## CONSIGNES:
1 - Recopiez mot pour mot le passage de l'entretien qui commence par "Mais c'est vous" et se poursuit jusqu'à "dans beaucoup d'assemblé...".
2 - D'après l'entretien, quel montant la personne interrogée déclare-t-elle percevoir chaque mois ?

A combien se montent vos revenus mensuels ?
Je vais vous dire ça en euros. Je perçois 22.500 euros par mois.
Etes-vous assujetti à l'ISF ?
Oui.
Vous êtes devenu très riche.
Je ne suis pas très riche ! On peut dire
que je suis aisé.
Est-ce que vous avez participé au pillage du coffre de Charles Béraudier à
l'Hôtel de Ville après sa mort ?
(silence)... Je n'est été présent à
aucune des opérations qui, dit-on, se sont déroulées ce soir là. Beaucoup
de choses on couru. Par exemple que le matin de la mort de Charles
Béraudier, un des collaborateurs les plus proche du maire et le préfet de
police de l'époque sont allés quérir les clefs de son bureau. Que s'est-il
passé après ? Le soir, il y a eu beaucoup de visiteurs. Je vais vous faire
une confidence mais je n'en dirai pas d'avantage parce que les choses se
diront plus tard. Ce jour là, je pouvais devenir maire de Lyon. Ce soir
là. Je ne l'ai pas fait. Est ce qu'il faut le regretter ? Non. Mes mains
peuvent être passées sous l'eau, elles sont blanches...
Suspense, donc ! C'est votre épouse qui tient les cordons de la bourse avenue Foch...
C'était. Parce qu'elle a pris sa retraite le 31 mars dernier. Elle
s'occupait de l'administration et des finances de la maison. C'est une
vieille tradition dans le milieu ouvrier et je me revendique comme
originaire du milieu ouvrier. Chez les ouvriers, ce sont les femmes qui
tiennent la caisse. Enfin, c'était pour empêcher les types d'aller au
café et de dépenser l'argent de la famille ! Non mais elle travaillait
elle avait cette fonction qui était une fonction extrêmement exigeante, ce
n'est plus vrai depuis le 1er avril.
Et à la maison...
Alors à la maison, je vais vous faire une confidence, je ne signe
jamais le moindre chèque. Jamais. Elle continue de tenir les comptes...
Rien, je garde la tradition.
Mais c'est vous qui avez les cartes de crédit dont une belle « American
Express » que l'on a vue tout à l'heure ! Est-ce que vous êtes un
flambeur ? Que faites-vous de votre argent ?
Attendez, plusieurs choses. D'abord, si j'avais été flambeur, je crois
que j'aurais fait une carrière politique. Beaucoup d'amis disent : « Mais
enfin, tu à fait une belle carrière, tu à été élu 31 ans, tu à été
parlementaire européen, tu à fait ceci, tu passé dans beaucoup d'assemblé...

## INFORMATIONS EXTRAITES:
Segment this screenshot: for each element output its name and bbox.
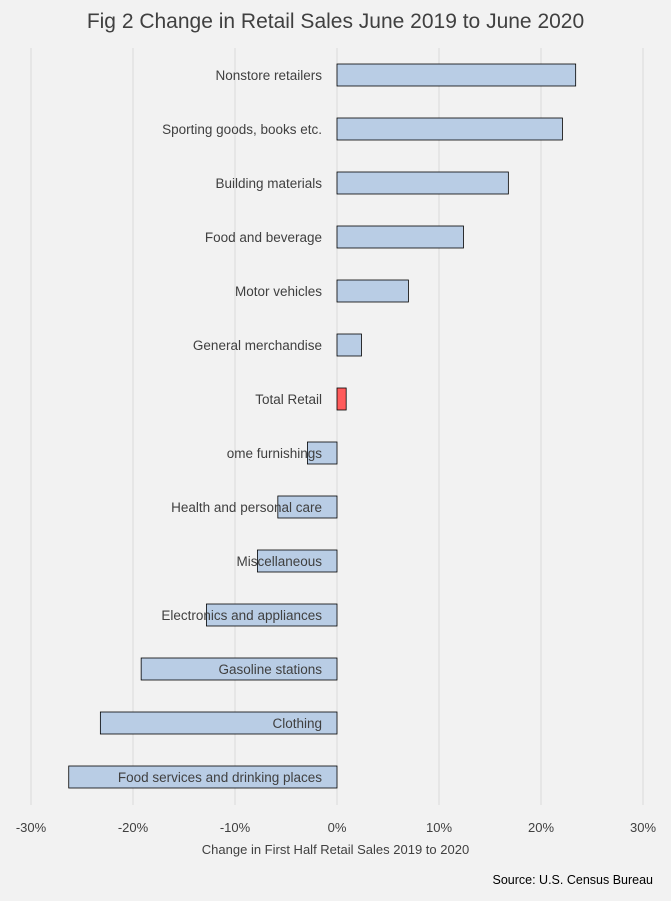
x-tick-label: 20% [528,820,554,835]
category-label: Food services and drinking places [118,770,322,785]
source-note: Source: U.S. Census Bureau [492,873,654,887]
x-axis-title: Change in First Half Retail Sales 2019 t… [201,842,470,857]
x-tick-label: 30% [630,820,656,835]
category-label: Food and beverage [205,230,322,245]
chart-title: Fig 2 Change in Retail Sales June 2019 t… [86,10,585,33]
bar [336,225,464,249]
bar [99,711,338,735]
x-tick-label: 10% [426,820,452,835]
bar [206,603,338,627]
category-label: Sporting goods, books etc. [162,122,322,137]
x-tick-label: -20% [118,820,149,835]
x-tick-label: -10% [220,820,251,835]
category-label: Clothing [272,716,322,731]
category-label: Electronics and appliances [161,608,322,623]
category-label: Health and personal care [171,500,322,515]
bar [336,63,577,87]
category-label: General merchandise [193,338,322,353]
bar [277,495,338,519]
bar [140,657,338,681]
bar-highlight [336,387,347,411]
bar [336,171,509,195]
category-label: Gasoline stations [218,662,322,677]
bar [257,549,338,573]
bar [336,333,362,357]
category-label: ome furnishings [227,446,323,461]
x-tick-label: 0% [328,820,347,835]
x-tick-label: -30% [16,820,47,835]
category-label: Nonstore retailers [215,68,322,83]
category-label: Motor vehicles [235,284,322,299]
category-label: Total Retail [255,392,322,407]
bar [68,765,338,789]
bar [336,279,409,303]
bar [307,441,338,465]
category-label: Miscellaneous [236,554,322,569]
bar [336,117,563,141]
category-label: Building materials [215,176,322,191]
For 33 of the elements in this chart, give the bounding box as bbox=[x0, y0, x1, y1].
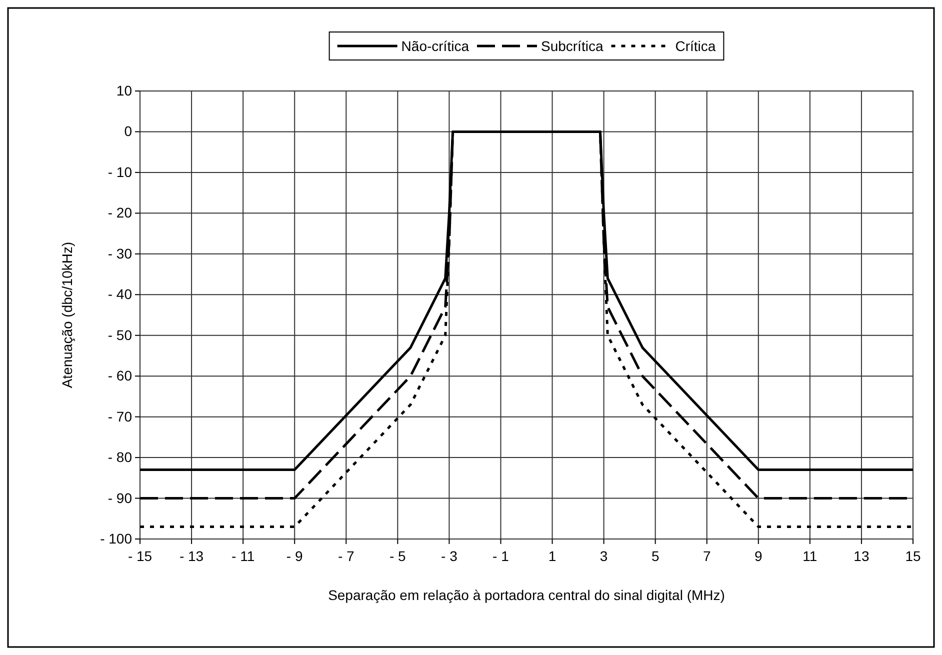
y-tick-label: - 80 bbox=[108, 449, 132, 466]
x-tick-label: 11 bbox=[802, 548, 818, 564]
x-tick-label: - 7 bbox=[338, 548, 355, 564]
legend-label: Não-crítica bbox=[401, 38, 470, 54]
x-tick-label: - 5 bbox=[389, 548, 406, 564]
x-tick-label: - 11 bbox=[232, 548, 255, 564]
y-tick-label: - 10 bbox=[108, 164, 132, 180]
legend-label: Crítica bbox=[675, 38, 716, 54]
x-tick-label: - 15 bbox=[128, 548, 152, 564]
legend-label: Subcrítica bbox=[540, 38, 604, 54]
y-tick-label: - 70 bbox=[108, 408, 132, 424]
y-axis-title: Atenuação (dbc/10kHz) bbox=[59, 242, 75, 388]
x-tick-label: 15 bbox=[905, 548, 921, 564]
x-tick-label: - 1 bbox=[492, 548, 510, 564]
y-tick-label: - 60 bbox=[108, 368, 132, 384]
y-tick-label: 0 bbox=[124, 123, 132, 140]
x-tick-label: 1 bbox=[548, 548, 556, 564]
y-tick-label: - 100 bbox=[100, 530, 132, 546]
y-tick-label: - 90 bbox=[108, 490, 132, 506]
x-tick-label: 9 bbox=[754, 548, 762, 564]
x-axis-title: Separação em relação à portadora central do sinal digital (MHz) bbox=[328, 587, 725, 603]
y-tick-label: - 40 bbox=[108, 286, 132, 302]
x-tick-label: 7 bbox=[702, 548, 711, 564]
x-tick-label: - 9 bbox=[286, 548, 303, 564]
x-tick-label: 5 bbox=[651, 548, 660, 564]
x-tick-label: 3 bbox=[600, 548, 608, 564]
x-tick-label: 13 bbox=[854, 548, 870, 564]
y-tick-label: - 30 bbox=[108, 245, 132, 262]
x-tick-label: - 3 bbox=[441, 548, 458, 564]
y-tick-label: - 50 bbox=[108, 326, 132, 343]
y-tick-label: - 20 bbox=[108, 204, 132, 221]
y-tick-label: 10 bbox=[116, 82, 132, 98]
x-tick-label: - 13 bbox=[179, 548, 204, 564]
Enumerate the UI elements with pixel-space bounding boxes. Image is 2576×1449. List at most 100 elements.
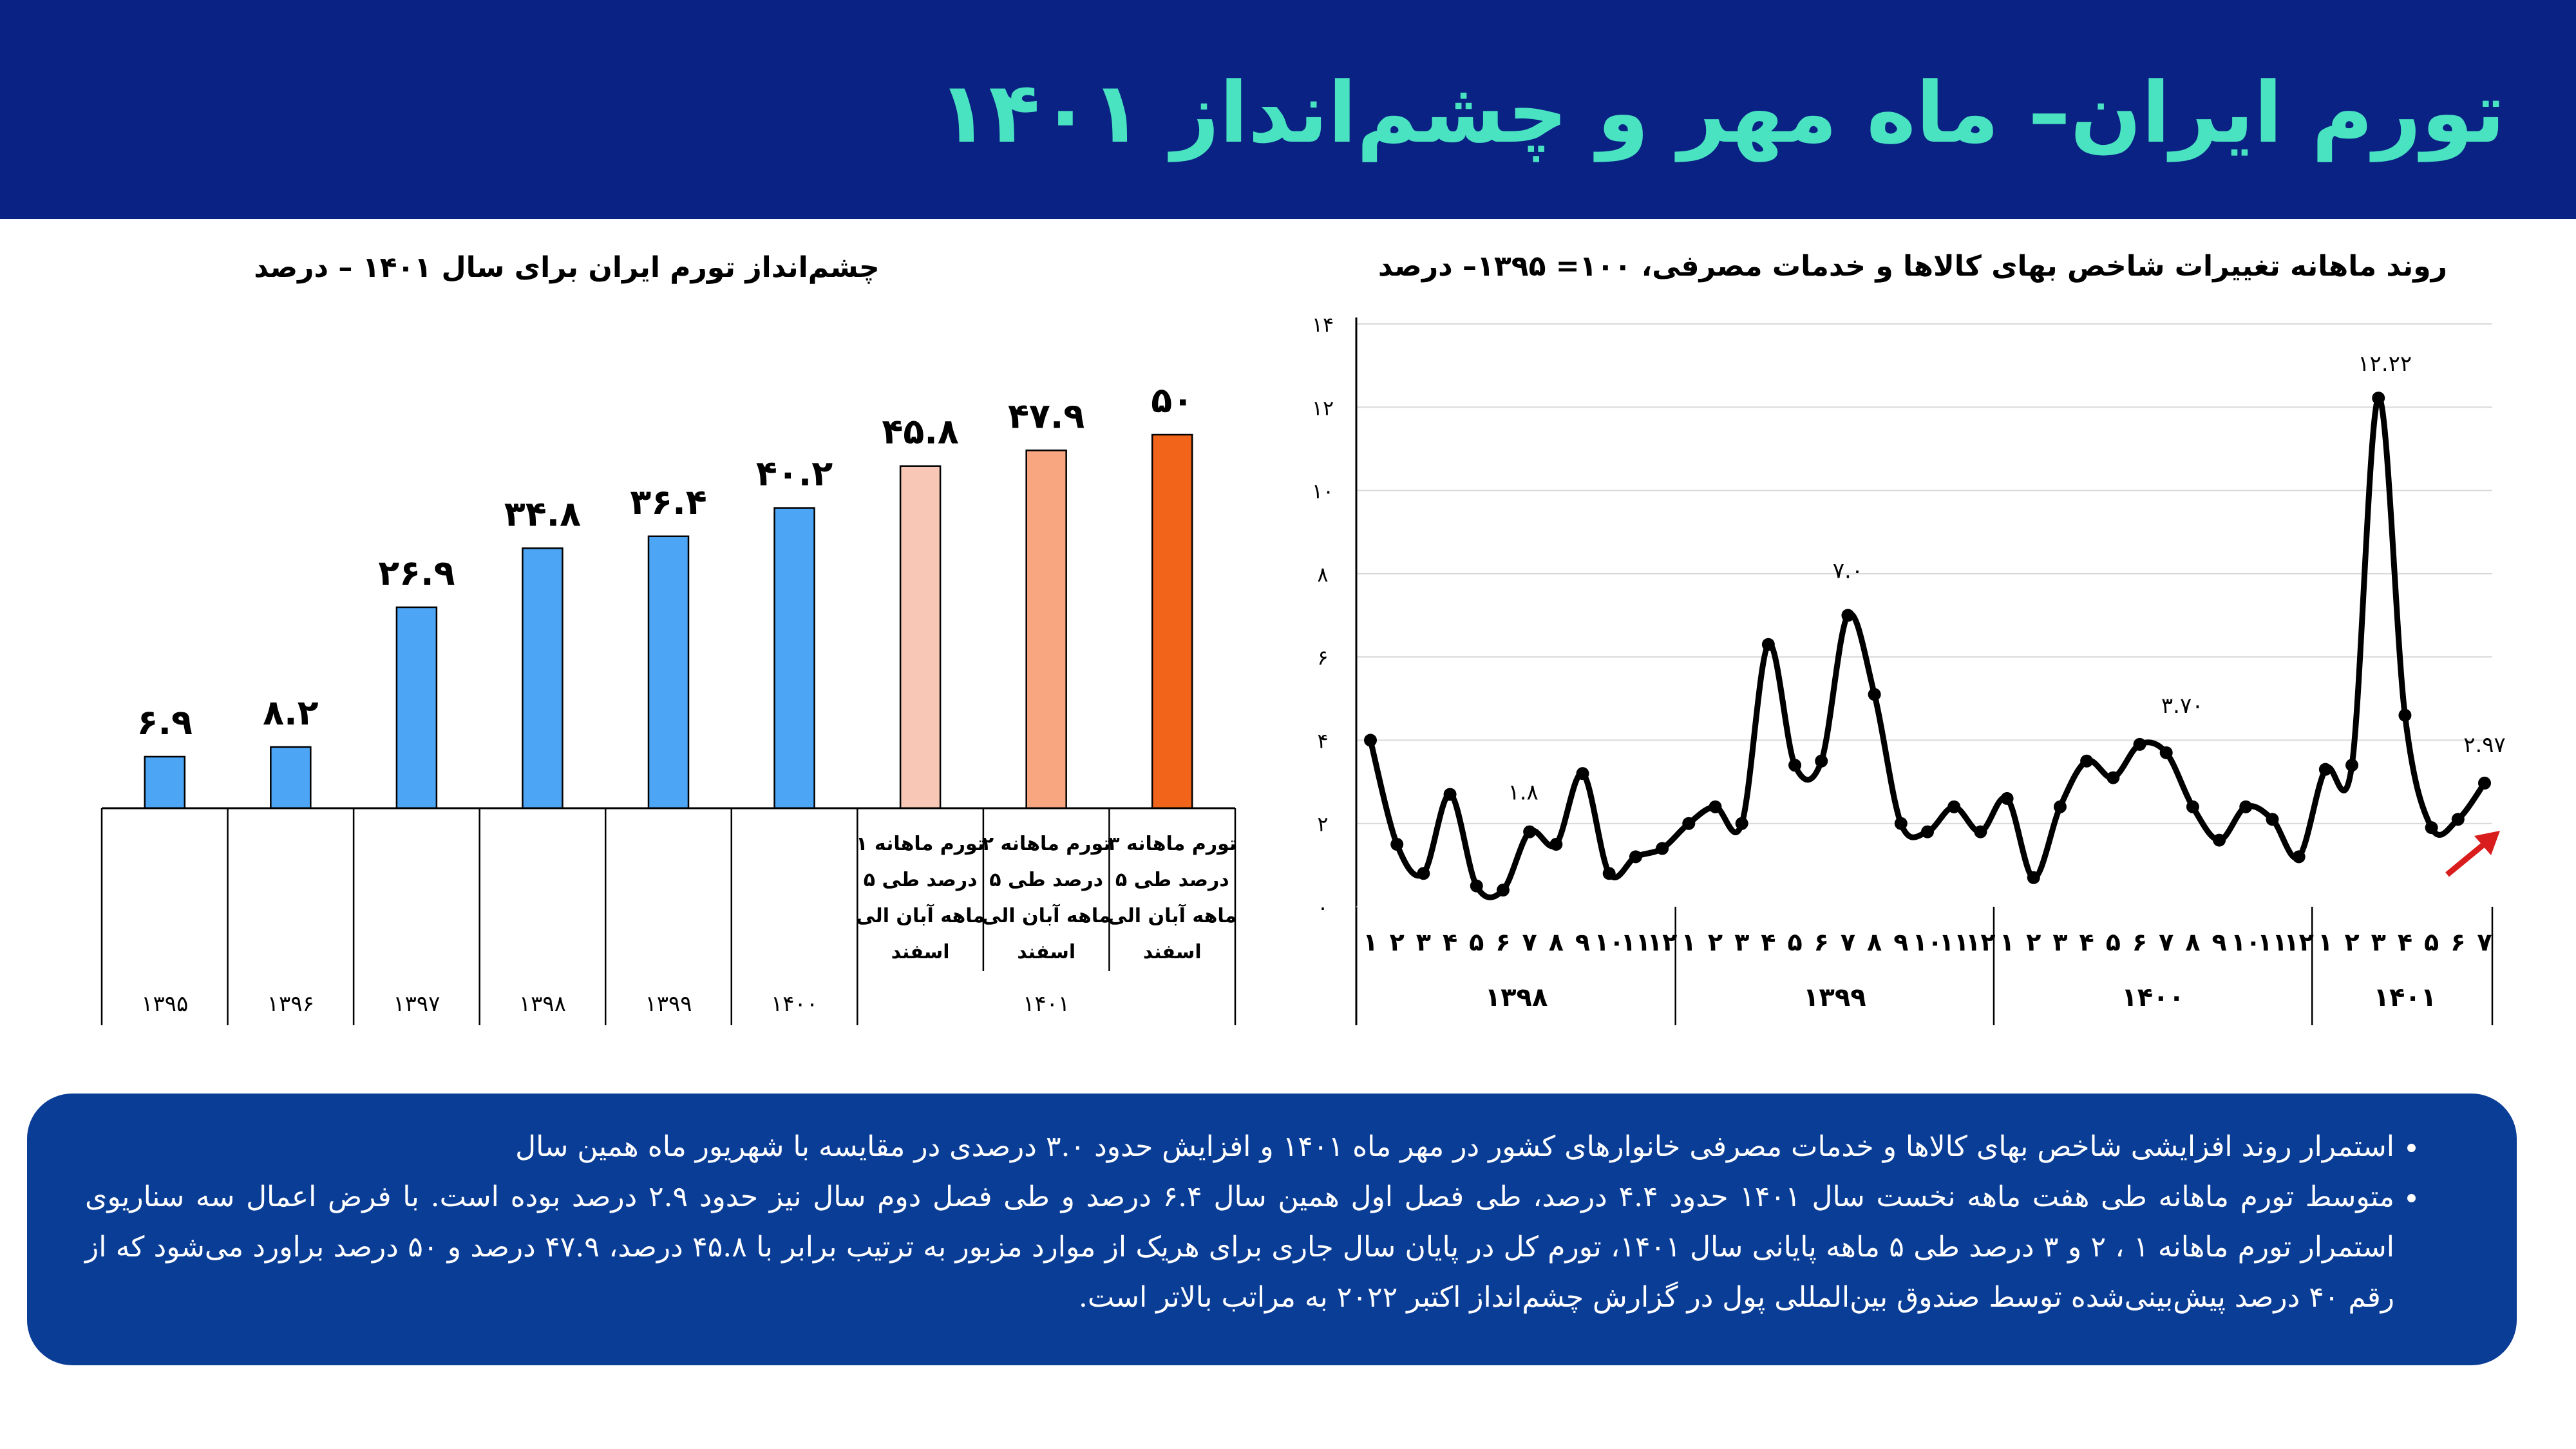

## SOLUTIONS PROPOSÉES:
1 -
Mais c'est vous qui avez les cartes de crédit dont une belle « American
Express » que l'on a vue tout à l'heure ! Est-ce que vous êtes un
flambeur ? Que faites-vous de votre argent ?
Attendez, plusieurs choses. D'abord, si j'avais été flambeur, je crois
que j'aurais fait une carrière politique. Beaucoup d'amis disent : « Mais
enfin, tu à fait une belle carrière, tu à été élu 31 ans, tu à été
parlementaire européen, tu à fait ceci, tu passé dans beaucoup d'assemblé...

2 - 22.500 euros par mois.